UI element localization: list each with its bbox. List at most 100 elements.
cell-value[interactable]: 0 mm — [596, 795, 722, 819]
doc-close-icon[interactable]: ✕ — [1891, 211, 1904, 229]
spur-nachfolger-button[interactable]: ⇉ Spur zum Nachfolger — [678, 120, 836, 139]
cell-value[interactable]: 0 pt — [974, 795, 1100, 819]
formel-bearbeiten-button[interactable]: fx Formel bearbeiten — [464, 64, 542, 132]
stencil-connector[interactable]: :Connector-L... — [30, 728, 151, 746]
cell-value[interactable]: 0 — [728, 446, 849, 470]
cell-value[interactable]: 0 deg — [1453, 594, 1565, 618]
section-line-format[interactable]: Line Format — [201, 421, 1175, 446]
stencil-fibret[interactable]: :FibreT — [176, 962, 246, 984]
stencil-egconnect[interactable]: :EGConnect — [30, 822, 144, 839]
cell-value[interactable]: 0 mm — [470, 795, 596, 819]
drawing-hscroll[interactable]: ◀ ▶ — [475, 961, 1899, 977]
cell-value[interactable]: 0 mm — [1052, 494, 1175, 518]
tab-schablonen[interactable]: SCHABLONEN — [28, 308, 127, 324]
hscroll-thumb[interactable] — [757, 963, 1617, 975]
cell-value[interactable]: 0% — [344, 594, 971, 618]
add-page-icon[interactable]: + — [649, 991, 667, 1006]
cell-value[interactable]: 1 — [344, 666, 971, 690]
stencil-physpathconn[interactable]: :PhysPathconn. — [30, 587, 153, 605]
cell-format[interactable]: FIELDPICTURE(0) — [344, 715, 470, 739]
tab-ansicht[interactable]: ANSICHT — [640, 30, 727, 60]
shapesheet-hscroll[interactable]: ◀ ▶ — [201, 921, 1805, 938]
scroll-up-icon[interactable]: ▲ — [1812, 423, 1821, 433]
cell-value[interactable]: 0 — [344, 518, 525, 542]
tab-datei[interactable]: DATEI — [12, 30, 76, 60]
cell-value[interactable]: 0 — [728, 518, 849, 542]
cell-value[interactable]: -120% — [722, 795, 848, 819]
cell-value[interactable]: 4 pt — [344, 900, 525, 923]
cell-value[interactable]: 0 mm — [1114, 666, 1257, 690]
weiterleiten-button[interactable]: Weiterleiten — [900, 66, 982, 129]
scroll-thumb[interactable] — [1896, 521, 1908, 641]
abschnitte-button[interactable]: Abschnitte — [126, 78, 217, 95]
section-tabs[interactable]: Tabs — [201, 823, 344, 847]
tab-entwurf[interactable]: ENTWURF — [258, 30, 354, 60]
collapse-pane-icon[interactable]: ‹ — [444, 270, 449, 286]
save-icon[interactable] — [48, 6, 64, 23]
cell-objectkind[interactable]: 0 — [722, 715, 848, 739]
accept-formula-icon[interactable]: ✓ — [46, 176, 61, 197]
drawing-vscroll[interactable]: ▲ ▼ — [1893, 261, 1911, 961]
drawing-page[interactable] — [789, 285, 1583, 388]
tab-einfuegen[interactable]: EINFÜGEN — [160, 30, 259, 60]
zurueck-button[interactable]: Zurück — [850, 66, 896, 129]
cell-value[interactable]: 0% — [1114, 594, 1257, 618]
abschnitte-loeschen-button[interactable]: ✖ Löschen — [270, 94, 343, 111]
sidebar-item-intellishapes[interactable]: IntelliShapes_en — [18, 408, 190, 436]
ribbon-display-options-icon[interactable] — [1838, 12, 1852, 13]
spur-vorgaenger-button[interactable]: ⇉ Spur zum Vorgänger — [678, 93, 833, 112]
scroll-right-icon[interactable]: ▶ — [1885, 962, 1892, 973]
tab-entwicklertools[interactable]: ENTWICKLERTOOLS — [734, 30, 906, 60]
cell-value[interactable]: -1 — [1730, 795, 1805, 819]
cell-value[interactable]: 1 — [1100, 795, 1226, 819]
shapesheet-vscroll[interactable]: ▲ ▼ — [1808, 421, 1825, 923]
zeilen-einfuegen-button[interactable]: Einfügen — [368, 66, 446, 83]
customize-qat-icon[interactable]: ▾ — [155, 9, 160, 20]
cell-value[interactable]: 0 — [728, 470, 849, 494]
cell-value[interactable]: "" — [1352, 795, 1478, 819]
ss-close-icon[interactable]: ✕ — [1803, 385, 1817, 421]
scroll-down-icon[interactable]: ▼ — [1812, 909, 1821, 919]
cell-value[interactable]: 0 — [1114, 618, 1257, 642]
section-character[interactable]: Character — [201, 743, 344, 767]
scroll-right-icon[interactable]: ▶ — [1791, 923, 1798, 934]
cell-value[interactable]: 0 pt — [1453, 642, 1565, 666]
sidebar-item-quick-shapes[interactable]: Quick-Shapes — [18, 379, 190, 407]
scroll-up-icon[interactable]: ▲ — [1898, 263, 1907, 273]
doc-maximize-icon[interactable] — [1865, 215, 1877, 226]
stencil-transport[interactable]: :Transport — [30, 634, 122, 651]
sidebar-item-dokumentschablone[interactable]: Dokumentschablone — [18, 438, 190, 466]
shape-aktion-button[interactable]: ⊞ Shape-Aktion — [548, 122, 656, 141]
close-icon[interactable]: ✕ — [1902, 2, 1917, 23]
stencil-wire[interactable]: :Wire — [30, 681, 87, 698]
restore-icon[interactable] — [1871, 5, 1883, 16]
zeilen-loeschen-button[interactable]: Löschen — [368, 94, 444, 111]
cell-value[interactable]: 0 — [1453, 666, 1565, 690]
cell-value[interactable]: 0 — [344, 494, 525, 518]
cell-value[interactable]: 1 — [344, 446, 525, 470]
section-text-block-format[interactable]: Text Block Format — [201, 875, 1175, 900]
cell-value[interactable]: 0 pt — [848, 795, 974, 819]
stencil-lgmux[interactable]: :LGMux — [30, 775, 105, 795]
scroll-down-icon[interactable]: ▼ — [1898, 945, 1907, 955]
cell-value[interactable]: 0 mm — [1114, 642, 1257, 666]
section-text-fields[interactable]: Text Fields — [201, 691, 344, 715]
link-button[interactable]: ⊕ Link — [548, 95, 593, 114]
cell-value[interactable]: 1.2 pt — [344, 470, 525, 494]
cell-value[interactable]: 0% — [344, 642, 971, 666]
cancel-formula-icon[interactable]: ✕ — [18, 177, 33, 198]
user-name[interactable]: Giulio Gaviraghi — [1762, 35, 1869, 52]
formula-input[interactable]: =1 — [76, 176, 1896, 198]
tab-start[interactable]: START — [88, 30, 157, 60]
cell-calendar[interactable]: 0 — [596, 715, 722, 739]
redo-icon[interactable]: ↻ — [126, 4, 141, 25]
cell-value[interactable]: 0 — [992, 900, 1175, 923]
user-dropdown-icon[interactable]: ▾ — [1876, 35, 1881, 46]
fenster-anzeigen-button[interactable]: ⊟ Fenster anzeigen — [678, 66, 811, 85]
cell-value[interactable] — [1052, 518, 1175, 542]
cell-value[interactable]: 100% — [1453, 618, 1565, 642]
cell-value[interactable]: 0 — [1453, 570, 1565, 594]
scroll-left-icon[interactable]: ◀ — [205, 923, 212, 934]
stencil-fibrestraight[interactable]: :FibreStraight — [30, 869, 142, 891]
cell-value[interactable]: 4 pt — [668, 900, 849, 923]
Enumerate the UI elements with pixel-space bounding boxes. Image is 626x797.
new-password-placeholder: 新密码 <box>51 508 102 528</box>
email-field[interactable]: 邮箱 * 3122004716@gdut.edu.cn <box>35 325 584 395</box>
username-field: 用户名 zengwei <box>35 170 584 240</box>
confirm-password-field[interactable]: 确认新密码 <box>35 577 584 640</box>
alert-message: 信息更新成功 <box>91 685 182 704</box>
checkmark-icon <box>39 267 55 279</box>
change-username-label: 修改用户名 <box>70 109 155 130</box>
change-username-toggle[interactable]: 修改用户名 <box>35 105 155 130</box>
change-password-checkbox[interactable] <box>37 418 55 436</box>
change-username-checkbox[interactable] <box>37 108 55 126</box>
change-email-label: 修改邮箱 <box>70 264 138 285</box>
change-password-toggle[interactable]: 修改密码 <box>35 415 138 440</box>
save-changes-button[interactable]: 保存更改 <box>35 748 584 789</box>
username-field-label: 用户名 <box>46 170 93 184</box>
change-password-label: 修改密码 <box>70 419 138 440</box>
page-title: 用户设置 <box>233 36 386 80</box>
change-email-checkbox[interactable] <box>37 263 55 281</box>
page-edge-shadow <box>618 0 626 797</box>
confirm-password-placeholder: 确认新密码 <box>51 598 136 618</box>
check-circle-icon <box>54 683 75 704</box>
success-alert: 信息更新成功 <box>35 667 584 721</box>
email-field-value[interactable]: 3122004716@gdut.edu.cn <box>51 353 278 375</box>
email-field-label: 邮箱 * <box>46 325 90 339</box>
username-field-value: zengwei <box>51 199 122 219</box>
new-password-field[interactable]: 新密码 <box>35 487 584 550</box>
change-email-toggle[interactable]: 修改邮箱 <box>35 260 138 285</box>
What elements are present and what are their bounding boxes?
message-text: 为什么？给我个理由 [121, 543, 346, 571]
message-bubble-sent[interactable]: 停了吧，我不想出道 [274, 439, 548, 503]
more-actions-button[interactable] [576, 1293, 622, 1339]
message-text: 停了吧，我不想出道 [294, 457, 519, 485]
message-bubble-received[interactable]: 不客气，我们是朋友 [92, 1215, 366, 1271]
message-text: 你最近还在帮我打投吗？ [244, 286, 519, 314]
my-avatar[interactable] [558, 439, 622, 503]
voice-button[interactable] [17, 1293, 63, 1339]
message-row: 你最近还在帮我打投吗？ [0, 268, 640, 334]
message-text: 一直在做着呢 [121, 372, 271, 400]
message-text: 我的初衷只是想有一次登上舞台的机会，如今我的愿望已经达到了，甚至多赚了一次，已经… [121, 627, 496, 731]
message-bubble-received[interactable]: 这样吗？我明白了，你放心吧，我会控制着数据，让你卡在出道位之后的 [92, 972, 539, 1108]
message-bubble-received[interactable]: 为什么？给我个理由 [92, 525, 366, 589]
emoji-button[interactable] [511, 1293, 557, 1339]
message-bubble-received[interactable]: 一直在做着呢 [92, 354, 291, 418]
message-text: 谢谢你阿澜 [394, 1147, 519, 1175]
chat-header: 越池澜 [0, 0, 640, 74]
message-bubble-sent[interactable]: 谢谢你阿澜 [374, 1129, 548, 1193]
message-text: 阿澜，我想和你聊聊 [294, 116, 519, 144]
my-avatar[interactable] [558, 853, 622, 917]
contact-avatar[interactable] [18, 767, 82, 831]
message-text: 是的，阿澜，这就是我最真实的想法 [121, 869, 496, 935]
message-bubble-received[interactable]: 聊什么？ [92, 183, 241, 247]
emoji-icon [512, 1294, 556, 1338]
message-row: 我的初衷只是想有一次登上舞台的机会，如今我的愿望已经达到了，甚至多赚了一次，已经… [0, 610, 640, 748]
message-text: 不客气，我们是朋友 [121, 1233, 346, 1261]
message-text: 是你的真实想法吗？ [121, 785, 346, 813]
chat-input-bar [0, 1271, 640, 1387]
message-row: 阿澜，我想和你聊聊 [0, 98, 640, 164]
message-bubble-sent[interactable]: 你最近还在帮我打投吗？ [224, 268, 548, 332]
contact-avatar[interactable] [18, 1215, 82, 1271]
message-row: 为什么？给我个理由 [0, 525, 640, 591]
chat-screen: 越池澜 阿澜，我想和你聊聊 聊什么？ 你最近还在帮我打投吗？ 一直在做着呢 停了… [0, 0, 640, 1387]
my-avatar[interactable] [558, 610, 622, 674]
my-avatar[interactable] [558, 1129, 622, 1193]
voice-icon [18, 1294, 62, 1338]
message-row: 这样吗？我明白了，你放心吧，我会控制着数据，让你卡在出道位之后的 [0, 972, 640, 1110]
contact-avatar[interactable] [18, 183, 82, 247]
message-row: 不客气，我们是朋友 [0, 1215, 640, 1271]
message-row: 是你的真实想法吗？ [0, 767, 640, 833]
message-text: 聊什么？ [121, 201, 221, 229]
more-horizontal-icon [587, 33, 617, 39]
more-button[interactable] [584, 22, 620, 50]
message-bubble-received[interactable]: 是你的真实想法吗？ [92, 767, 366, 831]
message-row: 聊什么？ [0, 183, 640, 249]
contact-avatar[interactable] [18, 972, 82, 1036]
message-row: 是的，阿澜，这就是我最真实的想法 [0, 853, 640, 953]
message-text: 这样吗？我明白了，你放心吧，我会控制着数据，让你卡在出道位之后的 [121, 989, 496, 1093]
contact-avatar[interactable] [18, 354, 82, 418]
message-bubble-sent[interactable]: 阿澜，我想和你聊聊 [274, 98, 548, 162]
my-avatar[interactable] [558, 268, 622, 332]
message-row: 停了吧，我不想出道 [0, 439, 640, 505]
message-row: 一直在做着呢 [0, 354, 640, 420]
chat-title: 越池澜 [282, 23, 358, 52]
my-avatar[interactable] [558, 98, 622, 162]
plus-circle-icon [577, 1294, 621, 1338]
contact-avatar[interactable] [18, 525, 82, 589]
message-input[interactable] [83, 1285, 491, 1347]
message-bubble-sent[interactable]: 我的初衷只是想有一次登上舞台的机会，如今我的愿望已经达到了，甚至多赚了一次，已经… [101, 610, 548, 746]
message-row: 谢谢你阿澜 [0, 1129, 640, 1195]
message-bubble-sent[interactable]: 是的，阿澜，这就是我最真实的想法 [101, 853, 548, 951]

☆ ☆ ☆ ☆

» GOAL:
Find every line in the listing above that contains the word "avatar", and copy each of those lines. Only matches with the same uppercase and lowercase letters count.

» EXPECTED ANSWER:
my-avatar[interactable] [558, 439, 622, 503]
my-avatar[interactable] [558, 853, 622, 917]
contact-avatar[interactable] [18, 767, 82, 831]
contact-avatar[interactable] [18, 1215, 82, 1271]
my-avatar[interactable] [558, 610, 622, 674]
my-avatar[interactable] [558, 1129, 622, 1193]
contact-avatar[interactable] [18, 183, 82, 247]
contact-avatar[interactable] [18, 972, 82, 1036]
contact-avatar[interactable] [18, 354, 82, 418]
my-avatar[interactable] [558, 268, 622, 332]
my-avatar[interactable] [558, 98, 622, 162]
contact-avatar[interactable] [18, 525, 82, 589]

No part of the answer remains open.